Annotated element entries
-- Start --
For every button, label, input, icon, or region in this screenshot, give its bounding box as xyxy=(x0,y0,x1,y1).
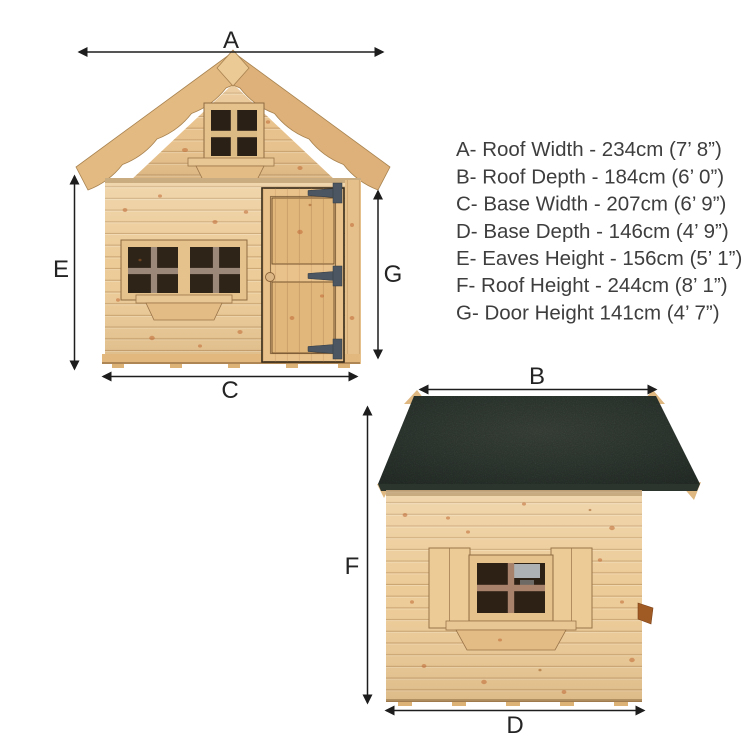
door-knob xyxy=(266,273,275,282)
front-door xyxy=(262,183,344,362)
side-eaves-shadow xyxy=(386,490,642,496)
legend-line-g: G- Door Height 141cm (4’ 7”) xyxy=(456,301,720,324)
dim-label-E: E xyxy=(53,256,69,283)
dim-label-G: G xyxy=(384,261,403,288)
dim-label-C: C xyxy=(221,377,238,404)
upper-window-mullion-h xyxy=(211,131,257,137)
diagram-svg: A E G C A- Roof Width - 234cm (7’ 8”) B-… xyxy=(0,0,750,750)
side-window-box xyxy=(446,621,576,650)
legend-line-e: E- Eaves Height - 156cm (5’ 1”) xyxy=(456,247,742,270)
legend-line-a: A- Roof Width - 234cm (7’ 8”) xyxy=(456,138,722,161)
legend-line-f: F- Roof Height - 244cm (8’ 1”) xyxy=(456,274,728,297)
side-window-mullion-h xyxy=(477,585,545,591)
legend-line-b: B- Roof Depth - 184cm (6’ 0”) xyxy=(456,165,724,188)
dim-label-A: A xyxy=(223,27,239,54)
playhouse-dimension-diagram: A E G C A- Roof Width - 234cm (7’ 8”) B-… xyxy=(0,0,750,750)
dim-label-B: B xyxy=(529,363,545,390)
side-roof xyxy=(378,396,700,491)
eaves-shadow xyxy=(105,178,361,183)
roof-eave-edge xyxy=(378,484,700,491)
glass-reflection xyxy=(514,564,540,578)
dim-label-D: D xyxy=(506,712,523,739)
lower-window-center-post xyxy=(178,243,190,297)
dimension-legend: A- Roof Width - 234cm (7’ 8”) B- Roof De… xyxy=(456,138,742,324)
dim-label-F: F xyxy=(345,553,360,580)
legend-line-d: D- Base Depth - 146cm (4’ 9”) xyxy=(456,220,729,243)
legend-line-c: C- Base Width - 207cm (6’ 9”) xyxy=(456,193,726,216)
-- End --
- _TASK_
Copy every row above line for line, leaving out the pictures.

- _RESULT OF THIS EXERCISE_
For every button, label, input, icon, or region in this screenshot, give its bounding box as xyxy=(x0,y0,x1,y1).
door-knob xyxy=(266,273,275,282)
front-door xyxy=(262,183,344,362)
side-eaves-shadow xyxy=(386,490,642,496)
legend-line-g: G- Door Height 141cm (4’ 7”) xyxy=(456,301,720,324)
dim-label-E: E xyxy=(53,256,69,283)
dim-label-G: G xyxy=(384,261,403,288)
dim-label-C: C xyxy=(221,377,238,404)
upper-window-mullion-h xyxy=(211,131,257,137)
diagram-svg: A E G C A- Roof Width - 234cm (7’ 8”) B-… xyxy=(0,0,750,750)
side-window-box xyxy=(446,621,576,650)
legend-line-e: E- Eaves Height - 156cm (5’ 1”) xyxy=(456,247,742,270)
legend-line-a: A- Roof Width - 234cm (7’ 8”) xyxy=(456,138,722,161)
legend-line-f: F- Roof Height - 244cm (8’ 1”) xyxy=(456,274,728,297)
side-window-mullion-h xyxy=(477,585,545,591)
legend-line-b: B- Roof Depth - 184cm (6’ 0”) xyxy=(456,165,724,188)
dim-label-A: A xyxy=(223,27,239,54)
playhouse-dimension-diagram: A E G C A- Roof Width - 234cm (7’ 8”) B-… xyxy=(0,0,750,750)
dim-label-B: B xyxy=(529,363,545,390)
side-roof xyxy=(378,396,700,491)
eaves-shadow xyxy=(105,178,361,183)
roof-eave-edge xyxy=(378,484,700,491)
glass-reflection xyxy=(514,564,540,578)
dim-label-D: D xyxy=(506,712,523,739)
lower-window-center-post xyxy=(178,243,190,297)
dimension-legend: A- Roof Width - 234cm (7’ 8”) B- Roof De… xyxy=(456,138,742,324)
dim-label-F: F xyxy=(345,553,360,580)
legend-line-d: D- Base Depth - 146cm (4’ 9”) xyxy=(456,220,729,243)
legend-line-c: C- Base Width - 207cm (6’ 9”) xyxy=(456,193,726,216)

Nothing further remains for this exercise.